#### [Recorded data]
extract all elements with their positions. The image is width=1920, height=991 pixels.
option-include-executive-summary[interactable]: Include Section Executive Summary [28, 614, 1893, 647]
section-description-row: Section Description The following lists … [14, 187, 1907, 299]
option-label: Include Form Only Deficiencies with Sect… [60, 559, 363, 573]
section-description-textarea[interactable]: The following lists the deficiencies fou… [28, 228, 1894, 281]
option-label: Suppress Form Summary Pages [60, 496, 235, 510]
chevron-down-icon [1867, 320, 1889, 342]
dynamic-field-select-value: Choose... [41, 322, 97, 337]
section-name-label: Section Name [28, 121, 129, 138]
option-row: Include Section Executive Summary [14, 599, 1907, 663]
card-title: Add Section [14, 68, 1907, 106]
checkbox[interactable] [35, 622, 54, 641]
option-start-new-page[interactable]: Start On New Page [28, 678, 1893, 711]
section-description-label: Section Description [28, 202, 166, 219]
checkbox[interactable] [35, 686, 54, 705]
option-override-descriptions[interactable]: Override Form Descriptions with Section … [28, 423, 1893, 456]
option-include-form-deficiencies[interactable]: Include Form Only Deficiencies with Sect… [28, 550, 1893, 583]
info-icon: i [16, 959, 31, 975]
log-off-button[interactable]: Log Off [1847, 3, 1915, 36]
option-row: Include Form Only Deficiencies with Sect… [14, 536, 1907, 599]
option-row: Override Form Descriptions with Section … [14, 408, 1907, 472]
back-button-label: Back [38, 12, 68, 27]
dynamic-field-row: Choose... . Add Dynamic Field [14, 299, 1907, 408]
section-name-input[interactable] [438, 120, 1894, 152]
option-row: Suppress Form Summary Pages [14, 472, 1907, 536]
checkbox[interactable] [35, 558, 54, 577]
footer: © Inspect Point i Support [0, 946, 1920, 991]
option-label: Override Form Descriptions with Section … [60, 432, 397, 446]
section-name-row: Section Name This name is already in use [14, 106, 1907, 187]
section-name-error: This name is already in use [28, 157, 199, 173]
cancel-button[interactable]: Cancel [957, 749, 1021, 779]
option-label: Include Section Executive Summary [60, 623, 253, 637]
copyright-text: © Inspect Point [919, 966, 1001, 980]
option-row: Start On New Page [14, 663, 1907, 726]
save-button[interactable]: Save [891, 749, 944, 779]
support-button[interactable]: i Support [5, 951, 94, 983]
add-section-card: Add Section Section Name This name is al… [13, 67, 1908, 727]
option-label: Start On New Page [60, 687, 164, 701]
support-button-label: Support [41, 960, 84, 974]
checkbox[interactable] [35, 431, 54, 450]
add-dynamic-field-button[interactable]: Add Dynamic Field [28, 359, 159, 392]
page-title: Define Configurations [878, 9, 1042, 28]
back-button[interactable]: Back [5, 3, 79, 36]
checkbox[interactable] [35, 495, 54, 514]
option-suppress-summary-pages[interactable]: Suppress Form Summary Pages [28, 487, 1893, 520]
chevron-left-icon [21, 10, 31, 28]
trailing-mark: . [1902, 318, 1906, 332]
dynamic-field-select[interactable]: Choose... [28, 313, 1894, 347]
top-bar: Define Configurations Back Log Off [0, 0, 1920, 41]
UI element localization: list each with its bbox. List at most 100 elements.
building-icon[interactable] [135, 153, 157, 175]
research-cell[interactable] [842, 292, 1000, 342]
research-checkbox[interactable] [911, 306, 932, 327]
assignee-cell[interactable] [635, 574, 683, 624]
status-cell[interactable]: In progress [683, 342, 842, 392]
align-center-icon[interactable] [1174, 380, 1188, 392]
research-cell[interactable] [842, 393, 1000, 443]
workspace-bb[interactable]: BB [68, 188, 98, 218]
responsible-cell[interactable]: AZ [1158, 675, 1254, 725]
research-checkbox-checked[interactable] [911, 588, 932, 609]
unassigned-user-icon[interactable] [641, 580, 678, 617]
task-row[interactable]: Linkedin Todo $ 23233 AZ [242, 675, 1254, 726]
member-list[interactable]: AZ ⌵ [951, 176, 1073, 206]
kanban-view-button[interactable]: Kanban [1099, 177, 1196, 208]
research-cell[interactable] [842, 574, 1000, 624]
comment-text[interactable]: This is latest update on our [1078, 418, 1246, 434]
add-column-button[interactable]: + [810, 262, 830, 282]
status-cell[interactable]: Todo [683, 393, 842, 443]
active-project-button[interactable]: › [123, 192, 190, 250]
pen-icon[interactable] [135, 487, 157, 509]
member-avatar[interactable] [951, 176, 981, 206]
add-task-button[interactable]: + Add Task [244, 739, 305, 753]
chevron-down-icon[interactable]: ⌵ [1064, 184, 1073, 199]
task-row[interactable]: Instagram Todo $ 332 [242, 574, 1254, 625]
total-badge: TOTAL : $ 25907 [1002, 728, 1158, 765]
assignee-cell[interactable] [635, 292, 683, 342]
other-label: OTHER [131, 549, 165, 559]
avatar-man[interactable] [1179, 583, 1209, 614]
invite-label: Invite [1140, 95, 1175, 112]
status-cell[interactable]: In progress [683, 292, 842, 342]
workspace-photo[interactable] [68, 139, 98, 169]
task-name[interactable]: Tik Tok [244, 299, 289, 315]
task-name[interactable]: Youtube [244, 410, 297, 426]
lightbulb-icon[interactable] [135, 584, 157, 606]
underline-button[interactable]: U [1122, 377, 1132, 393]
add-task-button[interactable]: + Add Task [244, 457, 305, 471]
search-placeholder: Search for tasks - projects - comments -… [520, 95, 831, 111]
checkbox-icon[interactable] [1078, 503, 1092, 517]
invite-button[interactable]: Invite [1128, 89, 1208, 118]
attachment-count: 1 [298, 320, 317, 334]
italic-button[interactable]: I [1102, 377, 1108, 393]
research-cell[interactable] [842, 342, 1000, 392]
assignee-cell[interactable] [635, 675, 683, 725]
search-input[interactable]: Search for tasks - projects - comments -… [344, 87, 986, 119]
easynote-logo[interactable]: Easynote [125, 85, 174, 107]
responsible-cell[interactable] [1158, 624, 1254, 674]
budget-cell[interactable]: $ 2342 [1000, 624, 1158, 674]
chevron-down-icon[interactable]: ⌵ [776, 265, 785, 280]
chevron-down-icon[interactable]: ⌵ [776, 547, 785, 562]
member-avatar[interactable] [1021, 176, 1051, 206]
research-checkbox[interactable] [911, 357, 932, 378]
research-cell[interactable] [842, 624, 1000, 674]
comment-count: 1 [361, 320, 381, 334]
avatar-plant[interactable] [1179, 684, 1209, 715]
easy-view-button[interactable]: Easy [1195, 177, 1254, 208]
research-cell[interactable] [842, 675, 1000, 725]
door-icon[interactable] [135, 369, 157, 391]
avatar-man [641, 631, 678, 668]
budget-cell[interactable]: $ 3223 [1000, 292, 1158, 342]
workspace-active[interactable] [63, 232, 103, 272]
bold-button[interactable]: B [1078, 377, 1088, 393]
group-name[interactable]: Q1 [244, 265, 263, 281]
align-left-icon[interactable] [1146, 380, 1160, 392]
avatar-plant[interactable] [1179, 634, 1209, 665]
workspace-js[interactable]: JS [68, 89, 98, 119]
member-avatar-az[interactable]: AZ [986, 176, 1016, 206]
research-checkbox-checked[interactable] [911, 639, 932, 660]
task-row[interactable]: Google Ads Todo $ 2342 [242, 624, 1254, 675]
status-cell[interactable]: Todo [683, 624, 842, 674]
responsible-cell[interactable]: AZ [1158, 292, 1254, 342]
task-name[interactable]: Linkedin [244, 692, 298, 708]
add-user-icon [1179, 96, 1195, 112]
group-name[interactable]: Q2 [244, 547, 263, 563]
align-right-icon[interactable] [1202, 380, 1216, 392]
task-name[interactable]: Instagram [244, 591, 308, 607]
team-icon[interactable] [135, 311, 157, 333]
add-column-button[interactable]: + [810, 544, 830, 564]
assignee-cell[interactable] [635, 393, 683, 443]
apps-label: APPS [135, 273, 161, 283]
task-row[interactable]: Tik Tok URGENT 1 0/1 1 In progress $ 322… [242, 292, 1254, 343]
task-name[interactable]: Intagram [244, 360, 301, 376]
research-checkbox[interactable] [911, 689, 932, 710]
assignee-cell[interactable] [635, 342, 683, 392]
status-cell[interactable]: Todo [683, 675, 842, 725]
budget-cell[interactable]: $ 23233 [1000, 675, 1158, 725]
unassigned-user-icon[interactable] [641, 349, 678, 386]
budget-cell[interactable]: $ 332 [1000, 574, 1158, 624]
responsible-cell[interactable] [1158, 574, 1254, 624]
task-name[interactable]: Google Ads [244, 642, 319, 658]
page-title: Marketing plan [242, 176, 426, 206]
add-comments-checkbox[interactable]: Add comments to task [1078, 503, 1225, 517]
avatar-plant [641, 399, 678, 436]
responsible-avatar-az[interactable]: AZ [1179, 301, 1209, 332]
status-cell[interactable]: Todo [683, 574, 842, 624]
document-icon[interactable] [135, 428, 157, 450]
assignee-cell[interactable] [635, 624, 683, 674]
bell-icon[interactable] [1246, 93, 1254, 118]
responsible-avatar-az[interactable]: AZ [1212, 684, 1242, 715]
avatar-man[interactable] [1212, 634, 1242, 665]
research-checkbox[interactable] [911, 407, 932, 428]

#### [To be done]
Print the items above word for word, from the start through the line that contains "option-include-executive-summary[interactable]: Include Section".

#### [The result]
extract all elements with their positions. The image is width=1920, height=991 pixels.
option-include-executive-summary[interactable]: Include Section Executive Summary [28, 614, 1893, 647]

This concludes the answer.